- _Required task_:
Using the records below, count the lines with "children" in them. Give the number only.

===== Records supplied =====

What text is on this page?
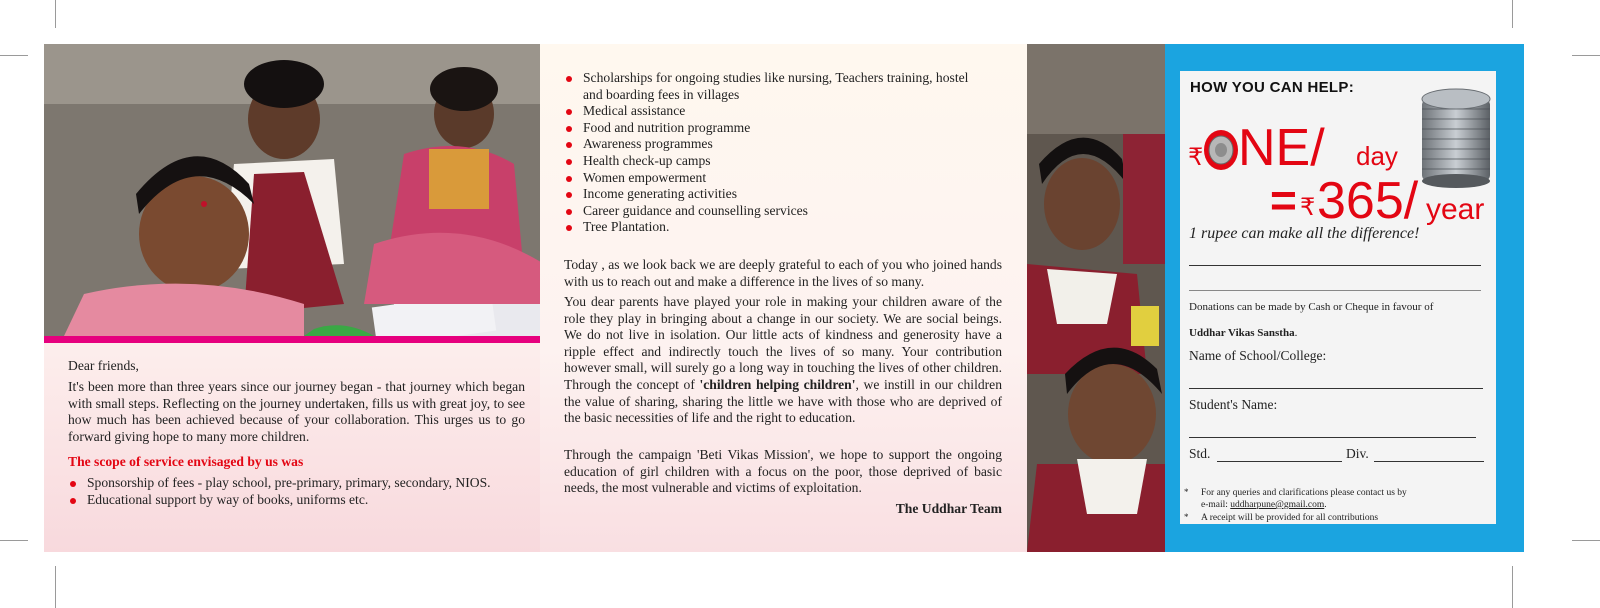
Dear friends,
It's been more than three years since our journey began - that journey which began with small steps. Reflecting on the journey undertaken, fills us with great joy, to see how much has been achieved because of your collaboration. This urges us to go forward giving hope to many more children.
The scope of service envisaged by us was
Sponsorship of fees - play school, pre-primary, primary, secondary, NIOS.
Educational support by way of books, uniforms etc.
Scholarships for ongoing studies like nursing, Teachers training, hostel and boarding fees in villages
Medical assistance
Food and nutrition programme
Awareness programmes
Health check-up camps
Women empowerment
Income generating activities
Career guidance and counselling services
Tree Plantation.
Today , as we look back we are deeply grateful to each of you who joined hands with us to reach out and make a difference in the lives of so many.
You dear parents have played your role in making your children aware of the role they play in bringing about a change in our society. We are social beings. We do not live in isolation. Our little acts of kindness and generosity have a ripple effect and indirectly touch the lives of so many. Your contribution however small, will surely go a long way in touching the lives of other children. Through the concept of 'children helping children', we instill in our children the value of sharing, sharing the little we have with those who are deprived of the basic necessities of life and the right to education.
Through the campaign 'Beti Vikas Mission', we hope to support the ongoing education of girl children with a focus on the poor, those deprived of basic needs, the most vulnerable and victims of exploitation.
The Uddhar Team
HOW YOU CAN HELP:
₹ NE/ day
= ₹ 365/ year
1 rupee can make all the difference!
Donations can be made by Cash or Cheque in favour of
Uddhar Vikas Sanstha.
Name of School/College:
Student's Name:
Std.	Div.
* For any queries and clarifications please contact us by
e-mail: uddharpune@gmail.com.
* A receipt will be provided for all contributions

=====

- _Task solution_:
3